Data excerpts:
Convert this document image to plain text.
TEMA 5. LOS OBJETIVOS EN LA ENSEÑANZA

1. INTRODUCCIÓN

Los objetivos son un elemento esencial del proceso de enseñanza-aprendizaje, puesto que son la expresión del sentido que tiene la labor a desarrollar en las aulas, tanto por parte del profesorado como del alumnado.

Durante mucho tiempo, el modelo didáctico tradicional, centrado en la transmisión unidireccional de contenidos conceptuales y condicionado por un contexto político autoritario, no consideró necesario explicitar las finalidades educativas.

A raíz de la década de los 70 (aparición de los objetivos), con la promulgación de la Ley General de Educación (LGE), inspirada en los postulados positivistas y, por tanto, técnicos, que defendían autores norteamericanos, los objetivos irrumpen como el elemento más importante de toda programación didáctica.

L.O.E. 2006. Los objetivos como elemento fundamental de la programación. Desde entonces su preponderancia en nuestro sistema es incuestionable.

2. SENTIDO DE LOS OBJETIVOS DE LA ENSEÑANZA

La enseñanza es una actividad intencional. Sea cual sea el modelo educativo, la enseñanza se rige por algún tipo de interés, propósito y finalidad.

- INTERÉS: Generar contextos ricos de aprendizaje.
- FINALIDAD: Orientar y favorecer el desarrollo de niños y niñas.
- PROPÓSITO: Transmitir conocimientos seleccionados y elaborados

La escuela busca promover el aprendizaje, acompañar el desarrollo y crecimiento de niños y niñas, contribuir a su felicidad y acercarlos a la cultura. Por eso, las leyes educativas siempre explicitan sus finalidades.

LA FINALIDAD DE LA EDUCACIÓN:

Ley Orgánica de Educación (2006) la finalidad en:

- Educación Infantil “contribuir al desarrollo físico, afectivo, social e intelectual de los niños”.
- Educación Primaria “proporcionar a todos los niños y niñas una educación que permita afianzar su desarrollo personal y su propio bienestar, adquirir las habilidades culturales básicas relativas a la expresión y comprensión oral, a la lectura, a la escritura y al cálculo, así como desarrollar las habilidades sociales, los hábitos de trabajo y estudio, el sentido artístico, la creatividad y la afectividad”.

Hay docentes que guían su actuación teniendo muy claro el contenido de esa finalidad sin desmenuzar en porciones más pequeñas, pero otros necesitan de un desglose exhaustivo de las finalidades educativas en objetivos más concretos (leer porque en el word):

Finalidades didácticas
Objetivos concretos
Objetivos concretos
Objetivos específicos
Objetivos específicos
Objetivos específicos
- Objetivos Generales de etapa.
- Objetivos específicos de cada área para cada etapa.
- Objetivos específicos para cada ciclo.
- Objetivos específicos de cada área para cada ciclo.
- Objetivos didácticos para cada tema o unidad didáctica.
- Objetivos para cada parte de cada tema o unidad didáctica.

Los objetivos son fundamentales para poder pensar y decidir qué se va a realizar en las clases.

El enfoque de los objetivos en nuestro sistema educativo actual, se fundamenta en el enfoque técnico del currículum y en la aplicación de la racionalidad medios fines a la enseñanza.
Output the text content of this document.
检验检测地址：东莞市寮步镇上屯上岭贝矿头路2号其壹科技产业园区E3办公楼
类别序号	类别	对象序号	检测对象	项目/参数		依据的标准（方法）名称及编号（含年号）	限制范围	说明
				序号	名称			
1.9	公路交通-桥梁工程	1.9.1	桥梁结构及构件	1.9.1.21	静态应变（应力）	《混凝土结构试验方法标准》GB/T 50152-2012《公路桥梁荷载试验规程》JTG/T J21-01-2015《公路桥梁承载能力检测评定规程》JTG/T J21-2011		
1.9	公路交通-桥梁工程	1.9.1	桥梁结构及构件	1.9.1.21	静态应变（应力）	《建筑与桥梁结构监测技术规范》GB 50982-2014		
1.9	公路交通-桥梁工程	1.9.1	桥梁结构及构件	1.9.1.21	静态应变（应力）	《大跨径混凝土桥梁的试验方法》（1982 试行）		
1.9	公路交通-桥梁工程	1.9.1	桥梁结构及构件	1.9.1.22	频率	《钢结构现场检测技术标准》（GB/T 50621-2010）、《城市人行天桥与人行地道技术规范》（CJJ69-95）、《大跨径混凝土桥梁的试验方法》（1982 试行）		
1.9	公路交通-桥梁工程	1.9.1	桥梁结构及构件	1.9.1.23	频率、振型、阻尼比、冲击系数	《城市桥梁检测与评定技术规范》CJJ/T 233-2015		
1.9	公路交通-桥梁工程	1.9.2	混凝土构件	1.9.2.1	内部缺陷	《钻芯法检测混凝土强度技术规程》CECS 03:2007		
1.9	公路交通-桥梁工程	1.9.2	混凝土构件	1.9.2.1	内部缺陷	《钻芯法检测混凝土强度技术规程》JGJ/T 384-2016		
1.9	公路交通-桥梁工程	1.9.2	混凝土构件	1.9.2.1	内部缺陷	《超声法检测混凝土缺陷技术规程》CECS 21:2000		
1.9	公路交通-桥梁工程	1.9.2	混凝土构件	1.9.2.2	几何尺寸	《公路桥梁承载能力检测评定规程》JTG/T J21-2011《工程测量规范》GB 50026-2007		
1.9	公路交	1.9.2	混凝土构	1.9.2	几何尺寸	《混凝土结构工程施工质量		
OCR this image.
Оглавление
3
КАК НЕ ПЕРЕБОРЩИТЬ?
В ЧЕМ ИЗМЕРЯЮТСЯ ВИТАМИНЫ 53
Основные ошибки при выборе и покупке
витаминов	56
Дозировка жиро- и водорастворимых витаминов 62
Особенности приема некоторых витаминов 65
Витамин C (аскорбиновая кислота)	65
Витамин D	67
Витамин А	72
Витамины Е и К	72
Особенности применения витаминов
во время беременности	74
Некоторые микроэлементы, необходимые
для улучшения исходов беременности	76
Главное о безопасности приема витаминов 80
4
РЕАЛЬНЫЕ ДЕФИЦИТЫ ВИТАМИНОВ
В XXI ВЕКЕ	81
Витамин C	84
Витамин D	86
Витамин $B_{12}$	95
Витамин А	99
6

_Problem_
Find the string "expresión" in the entries above and return each line that holds it.

_Response to this task_
Los objetivos son un elemento esencial del proceso de enseñanza-aprendizaje, puesto que son la expresión del sentido que tiene la labor a desarrollar en las aulas, tanto por parte del profesorado como del alumnado.
- Educación Primaria “proporcionar a todos los niños y niñas una educación que permita afianzar su desarrollo personal y su propio bienestar, adquirir las habilidades culturales básicas relativas a la expresión y comprensión oral, a la lectura, a la escritura y al cálculo, así como desarrollar las habilidades sociales, los hábitos de trabajo y estudio, el sentido artístico, la creatividad y la afectividad”.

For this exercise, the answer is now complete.